Go through the material below, count the lines with the word "content", and reply with the count alone.

### Rows from a figure dataset
════════════════════

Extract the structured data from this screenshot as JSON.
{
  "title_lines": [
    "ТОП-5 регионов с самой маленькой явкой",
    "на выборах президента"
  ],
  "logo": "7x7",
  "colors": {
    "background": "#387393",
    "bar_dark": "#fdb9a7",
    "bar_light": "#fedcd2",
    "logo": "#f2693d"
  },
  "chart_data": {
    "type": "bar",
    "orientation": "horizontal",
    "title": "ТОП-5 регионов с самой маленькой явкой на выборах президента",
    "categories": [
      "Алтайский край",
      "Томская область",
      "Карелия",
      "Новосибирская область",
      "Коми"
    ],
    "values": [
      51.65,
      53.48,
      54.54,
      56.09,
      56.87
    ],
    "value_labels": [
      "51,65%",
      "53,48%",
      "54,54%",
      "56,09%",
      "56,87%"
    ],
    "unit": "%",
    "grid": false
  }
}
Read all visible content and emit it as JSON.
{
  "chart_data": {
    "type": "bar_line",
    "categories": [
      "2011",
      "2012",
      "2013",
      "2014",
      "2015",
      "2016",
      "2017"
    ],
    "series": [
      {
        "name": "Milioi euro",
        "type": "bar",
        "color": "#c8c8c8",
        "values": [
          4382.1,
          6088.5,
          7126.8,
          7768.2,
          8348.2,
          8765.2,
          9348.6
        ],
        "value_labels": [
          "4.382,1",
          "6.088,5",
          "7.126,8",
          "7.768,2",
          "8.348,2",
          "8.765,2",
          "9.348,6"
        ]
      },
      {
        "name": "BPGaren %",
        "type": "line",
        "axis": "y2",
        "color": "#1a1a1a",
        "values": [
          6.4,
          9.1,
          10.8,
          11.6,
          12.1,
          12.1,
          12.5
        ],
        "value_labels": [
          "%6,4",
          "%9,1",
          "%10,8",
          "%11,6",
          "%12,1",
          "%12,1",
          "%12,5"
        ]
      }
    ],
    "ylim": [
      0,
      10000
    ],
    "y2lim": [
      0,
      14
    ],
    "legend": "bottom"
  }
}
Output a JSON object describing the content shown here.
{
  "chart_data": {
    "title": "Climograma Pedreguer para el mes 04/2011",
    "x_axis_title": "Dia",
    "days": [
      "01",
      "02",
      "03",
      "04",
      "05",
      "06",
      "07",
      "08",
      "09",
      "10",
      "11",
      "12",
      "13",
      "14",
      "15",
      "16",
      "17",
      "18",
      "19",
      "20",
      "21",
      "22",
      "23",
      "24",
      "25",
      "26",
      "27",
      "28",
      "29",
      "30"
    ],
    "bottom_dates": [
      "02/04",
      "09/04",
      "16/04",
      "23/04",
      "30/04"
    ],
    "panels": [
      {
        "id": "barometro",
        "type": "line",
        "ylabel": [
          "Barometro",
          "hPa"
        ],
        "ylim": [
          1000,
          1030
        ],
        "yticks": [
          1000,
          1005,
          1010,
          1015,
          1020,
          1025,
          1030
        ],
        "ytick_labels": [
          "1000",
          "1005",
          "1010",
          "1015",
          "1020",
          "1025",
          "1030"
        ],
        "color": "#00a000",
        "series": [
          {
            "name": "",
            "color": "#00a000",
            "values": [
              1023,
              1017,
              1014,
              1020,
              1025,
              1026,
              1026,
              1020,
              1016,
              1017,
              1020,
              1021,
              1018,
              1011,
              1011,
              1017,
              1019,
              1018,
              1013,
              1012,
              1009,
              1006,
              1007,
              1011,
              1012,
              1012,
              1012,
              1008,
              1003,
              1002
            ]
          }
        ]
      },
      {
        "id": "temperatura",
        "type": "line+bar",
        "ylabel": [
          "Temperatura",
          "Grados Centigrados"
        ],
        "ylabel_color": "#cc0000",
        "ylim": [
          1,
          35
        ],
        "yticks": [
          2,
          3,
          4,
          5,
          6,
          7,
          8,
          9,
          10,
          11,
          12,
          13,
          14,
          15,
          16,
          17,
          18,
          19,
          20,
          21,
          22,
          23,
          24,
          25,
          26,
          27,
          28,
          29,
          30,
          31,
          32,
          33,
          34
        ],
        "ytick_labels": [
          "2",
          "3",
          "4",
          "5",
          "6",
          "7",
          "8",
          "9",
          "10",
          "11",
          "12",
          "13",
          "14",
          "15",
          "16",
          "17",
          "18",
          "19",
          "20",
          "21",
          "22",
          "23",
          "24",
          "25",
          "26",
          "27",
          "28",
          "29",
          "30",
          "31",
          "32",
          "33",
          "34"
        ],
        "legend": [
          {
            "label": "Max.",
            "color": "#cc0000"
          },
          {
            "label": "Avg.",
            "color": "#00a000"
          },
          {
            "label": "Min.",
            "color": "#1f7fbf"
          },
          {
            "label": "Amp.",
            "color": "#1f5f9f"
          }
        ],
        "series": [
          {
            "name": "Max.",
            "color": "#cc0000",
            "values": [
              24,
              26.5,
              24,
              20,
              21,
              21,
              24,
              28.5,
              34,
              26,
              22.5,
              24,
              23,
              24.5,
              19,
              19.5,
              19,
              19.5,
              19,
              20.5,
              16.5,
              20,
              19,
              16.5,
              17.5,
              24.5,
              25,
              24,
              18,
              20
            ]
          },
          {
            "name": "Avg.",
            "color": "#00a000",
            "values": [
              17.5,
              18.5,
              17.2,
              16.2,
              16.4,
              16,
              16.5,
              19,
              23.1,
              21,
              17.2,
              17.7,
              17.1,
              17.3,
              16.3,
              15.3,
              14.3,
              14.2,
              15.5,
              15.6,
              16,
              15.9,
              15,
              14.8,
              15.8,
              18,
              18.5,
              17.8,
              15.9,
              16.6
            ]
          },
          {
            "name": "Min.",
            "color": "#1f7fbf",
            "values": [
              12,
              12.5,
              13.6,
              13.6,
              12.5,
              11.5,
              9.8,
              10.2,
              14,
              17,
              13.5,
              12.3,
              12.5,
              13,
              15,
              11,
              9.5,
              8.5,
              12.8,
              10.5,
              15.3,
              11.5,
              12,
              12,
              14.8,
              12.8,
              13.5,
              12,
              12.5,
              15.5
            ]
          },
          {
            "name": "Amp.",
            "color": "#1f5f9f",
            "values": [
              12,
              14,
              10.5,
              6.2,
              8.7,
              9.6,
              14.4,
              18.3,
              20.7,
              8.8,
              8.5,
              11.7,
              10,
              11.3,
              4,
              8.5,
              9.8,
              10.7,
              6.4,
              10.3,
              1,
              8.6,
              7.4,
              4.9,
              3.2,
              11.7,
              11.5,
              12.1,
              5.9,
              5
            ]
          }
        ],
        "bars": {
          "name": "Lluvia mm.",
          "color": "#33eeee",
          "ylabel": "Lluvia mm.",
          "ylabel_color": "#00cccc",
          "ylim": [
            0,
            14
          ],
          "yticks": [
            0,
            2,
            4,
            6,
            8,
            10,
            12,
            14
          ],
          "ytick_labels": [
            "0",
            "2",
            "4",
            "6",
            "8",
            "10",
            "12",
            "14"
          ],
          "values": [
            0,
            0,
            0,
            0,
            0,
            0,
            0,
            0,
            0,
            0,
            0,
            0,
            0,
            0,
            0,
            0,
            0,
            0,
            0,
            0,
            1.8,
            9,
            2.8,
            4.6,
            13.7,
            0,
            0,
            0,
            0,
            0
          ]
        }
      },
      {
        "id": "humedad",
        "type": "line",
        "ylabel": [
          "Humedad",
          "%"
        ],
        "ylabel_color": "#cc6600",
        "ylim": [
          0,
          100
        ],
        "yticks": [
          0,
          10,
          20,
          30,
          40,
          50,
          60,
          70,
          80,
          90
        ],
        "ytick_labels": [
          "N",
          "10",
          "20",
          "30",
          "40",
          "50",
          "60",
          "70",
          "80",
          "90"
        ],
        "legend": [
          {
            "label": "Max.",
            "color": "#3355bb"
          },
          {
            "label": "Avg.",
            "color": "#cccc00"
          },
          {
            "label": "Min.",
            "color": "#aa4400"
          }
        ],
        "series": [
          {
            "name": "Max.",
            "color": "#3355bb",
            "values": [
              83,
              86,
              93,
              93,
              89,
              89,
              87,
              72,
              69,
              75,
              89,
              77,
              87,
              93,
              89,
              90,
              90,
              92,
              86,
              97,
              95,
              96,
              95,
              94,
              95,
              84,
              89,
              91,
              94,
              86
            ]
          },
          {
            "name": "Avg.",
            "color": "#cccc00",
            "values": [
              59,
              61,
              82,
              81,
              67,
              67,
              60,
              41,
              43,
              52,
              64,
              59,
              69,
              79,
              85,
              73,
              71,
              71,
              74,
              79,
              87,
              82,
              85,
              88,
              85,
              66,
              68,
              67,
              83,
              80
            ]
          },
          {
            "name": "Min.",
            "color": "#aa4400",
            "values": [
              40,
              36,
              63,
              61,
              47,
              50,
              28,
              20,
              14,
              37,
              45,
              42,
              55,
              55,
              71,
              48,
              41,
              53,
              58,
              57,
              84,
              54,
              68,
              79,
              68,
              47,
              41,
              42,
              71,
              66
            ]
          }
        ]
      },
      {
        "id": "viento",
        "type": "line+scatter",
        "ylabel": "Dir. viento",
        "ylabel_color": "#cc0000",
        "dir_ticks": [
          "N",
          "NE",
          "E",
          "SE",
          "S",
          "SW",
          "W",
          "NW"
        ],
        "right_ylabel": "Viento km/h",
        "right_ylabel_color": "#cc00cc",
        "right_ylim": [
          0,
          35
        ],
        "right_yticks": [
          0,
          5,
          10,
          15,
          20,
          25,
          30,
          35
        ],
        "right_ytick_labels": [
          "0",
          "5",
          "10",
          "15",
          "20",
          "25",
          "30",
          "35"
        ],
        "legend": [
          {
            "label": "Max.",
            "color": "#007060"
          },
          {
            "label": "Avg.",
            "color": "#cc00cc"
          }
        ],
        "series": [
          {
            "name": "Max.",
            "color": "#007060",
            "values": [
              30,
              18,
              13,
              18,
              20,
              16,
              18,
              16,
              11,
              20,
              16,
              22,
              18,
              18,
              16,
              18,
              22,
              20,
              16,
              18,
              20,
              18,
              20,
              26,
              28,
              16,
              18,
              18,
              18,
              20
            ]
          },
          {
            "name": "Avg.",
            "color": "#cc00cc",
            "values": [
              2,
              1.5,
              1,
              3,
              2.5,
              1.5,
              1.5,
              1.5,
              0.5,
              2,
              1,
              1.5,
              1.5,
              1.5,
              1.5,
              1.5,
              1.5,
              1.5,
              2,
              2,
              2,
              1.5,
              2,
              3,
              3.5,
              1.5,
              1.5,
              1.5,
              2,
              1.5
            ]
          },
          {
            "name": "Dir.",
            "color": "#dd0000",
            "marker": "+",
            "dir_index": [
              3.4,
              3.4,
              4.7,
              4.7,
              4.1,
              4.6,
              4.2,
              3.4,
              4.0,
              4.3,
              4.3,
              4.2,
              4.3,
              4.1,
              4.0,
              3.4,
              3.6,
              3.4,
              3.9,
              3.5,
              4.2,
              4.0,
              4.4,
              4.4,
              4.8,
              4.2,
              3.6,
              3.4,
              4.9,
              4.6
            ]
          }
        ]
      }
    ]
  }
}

════════════════════

### Answer to the problem
2